Collected data
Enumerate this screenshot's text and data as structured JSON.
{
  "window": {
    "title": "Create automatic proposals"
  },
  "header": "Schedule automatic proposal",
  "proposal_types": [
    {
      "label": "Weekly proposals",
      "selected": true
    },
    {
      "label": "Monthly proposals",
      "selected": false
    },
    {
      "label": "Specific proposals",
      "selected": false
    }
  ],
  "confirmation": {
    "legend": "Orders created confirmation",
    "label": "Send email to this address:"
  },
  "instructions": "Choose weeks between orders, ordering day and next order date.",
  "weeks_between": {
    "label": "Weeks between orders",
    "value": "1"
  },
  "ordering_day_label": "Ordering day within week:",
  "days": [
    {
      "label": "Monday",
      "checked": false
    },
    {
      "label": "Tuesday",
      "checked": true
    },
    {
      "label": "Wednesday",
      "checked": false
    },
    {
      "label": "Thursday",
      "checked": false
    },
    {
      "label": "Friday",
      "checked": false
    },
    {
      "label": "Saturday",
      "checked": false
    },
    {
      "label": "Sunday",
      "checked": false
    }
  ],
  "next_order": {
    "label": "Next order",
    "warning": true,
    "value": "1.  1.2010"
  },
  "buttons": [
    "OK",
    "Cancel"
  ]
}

The task
Copy each line of the data exactly, leaving nothing out.

Reply
Enumerate this screenshot's text and data as structured JSON.
{
  "window": {
    "title": "Create automatic proposals"
  },
  "header": "Schedule automatic proposal",
  "proposal_types": [
    {
      "label": "Weekly proposals",
      "selected": true
    },
    {
      "label": "Monthly proposals",
      "selected": false
    },
    {
      "label": "Specific proposals",
      "selected": false
    }
  ],
  "confirmation": {
    "legend": "Orders created confirmation",
    "label": "Send email to this address:"
  },
  "instructions": "Choose weeks between orders, ordering day and next order date.",
  "weeks_between": {
    "label": "Weeks between orders",
    "value": "1"
  },
  "ordering_day_label": "Ordering day within week:",
  "days": [
    {
      "label": "Monday",
      "checked": false
    },
    {
      "label": "Tuesday",
      "checked": true
    },
    {
      "label": "Wednesday",
      "checked": false
    },
    {
      "label": "Thursday",
      "checked": false
    },
    {
      "label": "Friday",
      "checked": false
    },
    {
      "label": "Saturday",
      "checked": false
    },
    {
      "label": "Sunday",
      "checked": false
    }
  ],
  "next_order": {
    "label": "Next order",
    "warning": true,
    "value": "1.  1.2010"
  },
  "buttons": [
    "OK",
    "Cancel"
  ]
}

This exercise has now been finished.